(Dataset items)
= = = =

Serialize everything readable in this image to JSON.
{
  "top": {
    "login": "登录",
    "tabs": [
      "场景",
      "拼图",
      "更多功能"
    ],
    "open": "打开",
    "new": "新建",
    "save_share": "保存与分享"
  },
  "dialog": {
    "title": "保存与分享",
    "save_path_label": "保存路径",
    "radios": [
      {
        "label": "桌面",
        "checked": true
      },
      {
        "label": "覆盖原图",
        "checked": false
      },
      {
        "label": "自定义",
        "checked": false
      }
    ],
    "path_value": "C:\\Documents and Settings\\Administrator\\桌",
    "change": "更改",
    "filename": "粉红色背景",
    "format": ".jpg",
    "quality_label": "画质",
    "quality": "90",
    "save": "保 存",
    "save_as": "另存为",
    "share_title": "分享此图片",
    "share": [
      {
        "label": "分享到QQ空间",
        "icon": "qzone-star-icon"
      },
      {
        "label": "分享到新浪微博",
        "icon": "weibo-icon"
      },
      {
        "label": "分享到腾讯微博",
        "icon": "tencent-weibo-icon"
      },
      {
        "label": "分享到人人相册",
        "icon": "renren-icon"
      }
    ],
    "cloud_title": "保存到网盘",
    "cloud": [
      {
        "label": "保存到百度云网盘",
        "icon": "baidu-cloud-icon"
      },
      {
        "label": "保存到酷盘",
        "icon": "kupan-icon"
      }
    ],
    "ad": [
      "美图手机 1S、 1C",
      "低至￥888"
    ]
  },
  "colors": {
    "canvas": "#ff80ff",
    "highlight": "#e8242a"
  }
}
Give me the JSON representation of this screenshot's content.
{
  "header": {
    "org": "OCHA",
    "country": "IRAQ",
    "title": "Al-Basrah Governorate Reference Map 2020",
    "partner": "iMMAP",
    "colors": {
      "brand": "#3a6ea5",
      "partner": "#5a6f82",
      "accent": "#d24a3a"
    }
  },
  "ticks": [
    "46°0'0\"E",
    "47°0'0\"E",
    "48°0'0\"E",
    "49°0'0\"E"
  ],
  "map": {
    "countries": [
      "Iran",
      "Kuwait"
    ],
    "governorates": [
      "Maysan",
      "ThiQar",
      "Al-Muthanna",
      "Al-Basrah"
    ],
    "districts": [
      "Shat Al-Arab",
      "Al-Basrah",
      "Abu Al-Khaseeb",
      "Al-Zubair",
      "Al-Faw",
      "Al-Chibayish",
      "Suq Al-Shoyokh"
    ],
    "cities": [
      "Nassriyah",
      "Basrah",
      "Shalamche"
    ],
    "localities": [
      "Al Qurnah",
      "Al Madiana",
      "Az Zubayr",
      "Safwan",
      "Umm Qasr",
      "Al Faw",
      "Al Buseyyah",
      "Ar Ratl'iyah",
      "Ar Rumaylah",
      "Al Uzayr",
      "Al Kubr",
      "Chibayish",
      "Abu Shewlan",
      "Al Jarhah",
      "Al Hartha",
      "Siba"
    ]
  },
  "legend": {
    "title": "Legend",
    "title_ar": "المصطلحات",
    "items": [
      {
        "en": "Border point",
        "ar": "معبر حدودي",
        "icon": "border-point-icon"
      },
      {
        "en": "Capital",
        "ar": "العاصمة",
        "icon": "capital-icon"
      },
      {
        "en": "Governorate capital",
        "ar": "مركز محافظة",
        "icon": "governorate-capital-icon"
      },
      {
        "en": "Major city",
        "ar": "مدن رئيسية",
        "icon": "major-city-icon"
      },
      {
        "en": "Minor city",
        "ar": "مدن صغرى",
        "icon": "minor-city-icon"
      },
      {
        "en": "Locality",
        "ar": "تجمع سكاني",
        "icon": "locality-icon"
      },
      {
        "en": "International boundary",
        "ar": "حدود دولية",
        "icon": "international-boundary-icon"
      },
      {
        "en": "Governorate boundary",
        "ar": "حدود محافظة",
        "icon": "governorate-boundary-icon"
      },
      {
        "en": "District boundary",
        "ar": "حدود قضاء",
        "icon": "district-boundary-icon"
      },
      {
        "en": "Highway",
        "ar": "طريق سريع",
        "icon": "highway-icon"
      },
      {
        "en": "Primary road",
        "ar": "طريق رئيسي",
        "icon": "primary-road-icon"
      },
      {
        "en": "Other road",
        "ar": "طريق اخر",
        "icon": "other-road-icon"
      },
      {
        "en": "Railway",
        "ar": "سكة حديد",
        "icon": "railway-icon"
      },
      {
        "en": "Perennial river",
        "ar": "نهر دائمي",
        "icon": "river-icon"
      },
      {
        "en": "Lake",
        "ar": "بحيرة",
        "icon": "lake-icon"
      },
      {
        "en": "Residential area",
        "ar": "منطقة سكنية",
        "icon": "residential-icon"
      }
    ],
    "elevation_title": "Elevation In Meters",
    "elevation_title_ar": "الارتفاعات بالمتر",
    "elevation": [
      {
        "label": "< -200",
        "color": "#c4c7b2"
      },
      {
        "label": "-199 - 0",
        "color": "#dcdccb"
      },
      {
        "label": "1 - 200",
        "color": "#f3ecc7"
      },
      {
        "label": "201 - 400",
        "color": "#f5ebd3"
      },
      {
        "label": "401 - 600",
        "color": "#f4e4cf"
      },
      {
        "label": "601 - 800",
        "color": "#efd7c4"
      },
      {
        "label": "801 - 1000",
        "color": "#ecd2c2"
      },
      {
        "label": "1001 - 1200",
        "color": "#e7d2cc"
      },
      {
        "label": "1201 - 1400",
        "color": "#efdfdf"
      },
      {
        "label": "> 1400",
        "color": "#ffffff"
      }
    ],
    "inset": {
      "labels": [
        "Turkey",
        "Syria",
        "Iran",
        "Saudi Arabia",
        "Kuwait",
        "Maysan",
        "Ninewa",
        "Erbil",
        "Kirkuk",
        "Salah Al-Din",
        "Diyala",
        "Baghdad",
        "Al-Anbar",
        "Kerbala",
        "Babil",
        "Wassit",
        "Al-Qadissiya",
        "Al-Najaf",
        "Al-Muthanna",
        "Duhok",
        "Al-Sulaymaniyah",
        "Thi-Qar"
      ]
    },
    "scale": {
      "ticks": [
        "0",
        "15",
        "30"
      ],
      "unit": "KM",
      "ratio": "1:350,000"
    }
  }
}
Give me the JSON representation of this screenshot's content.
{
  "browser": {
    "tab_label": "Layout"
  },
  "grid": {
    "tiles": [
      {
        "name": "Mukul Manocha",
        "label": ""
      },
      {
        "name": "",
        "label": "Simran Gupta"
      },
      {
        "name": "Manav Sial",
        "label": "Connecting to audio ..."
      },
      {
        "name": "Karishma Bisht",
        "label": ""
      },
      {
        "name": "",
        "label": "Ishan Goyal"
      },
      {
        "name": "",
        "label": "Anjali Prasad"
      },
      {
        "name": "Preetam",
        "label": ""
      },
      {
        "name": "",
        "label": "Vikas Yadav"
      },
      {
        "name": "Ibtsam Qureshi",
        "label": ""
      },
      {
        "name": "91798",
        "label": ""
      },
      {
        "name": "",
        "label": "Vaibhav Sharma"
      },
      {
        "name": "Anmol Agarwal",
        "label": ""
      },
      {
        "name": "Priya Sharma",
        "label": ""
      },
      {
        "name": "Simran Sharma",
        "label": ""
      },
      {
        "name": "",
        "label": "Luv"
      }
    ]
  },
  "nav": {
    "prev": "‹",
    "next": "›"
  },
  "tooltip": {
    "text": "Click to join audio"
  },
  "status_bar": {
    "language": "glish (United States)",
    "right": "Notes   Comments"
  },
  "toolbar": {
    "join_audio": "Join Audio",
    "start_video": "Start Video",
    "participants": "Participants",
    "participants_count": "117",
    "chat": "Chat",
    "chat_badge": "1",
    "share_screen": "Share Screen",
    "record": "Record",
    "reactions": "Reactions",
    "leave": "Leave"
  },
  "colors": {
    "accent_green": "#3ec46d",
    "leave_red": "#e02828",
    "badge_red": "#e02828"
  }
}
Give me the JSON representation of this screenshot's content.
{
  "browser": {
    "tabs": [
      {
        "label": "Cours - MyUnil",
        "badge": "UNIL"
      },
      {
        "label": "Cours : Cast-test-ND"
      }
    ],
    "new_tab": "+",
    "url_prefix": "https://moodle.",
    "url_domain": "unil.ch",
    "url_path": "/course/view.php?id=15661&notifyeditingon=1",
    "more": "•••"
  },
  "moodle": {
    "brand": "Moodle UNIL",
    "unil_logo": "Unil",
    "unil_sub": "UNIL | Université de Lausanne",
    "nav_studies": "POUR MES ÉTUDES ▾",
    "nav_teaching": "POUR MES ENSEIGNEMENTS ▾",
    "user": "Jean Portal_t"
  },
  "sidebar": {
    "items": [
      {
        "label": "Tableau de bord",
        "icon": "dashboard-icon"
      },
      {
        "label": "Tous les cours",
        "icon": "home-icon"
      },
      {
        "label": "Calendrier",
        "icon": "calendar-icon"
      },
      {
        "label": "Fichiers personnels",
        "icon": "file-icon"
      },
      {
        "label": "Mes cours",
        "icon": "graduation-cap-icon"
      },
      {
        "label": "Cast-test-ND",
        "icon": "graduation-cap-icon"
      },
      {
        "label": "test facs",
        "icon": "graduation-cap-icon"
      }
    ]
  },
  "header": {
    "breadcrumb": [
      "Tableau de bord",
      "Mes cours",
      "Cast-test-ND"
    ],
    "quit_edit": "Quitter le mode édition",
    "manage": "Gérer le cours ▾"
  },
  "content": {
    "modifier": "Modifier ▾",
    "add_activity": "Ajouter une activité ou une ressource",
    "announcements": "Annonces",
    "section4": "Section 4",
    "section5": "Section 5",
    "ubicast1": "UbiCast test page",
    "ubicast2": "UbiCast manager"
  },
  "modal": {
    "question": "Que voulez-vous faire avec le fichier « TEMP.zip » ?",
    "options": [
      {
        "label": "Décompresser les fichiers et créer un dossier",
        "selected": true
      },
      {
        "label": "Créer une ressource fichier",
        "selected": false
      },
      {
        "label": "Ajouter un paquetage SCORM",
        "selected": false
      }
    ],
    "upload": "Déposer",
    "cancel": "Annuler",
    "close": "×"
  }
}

= = = =

• [PROBLEM STATEMENT] Find the lines containing "road" and list every one of them.

• [ANSWER BELOW]
        "en": "Primary road",
        "icon": "primary-road-icon"
        "en": "Other road",
        "icon": "other-road-icon"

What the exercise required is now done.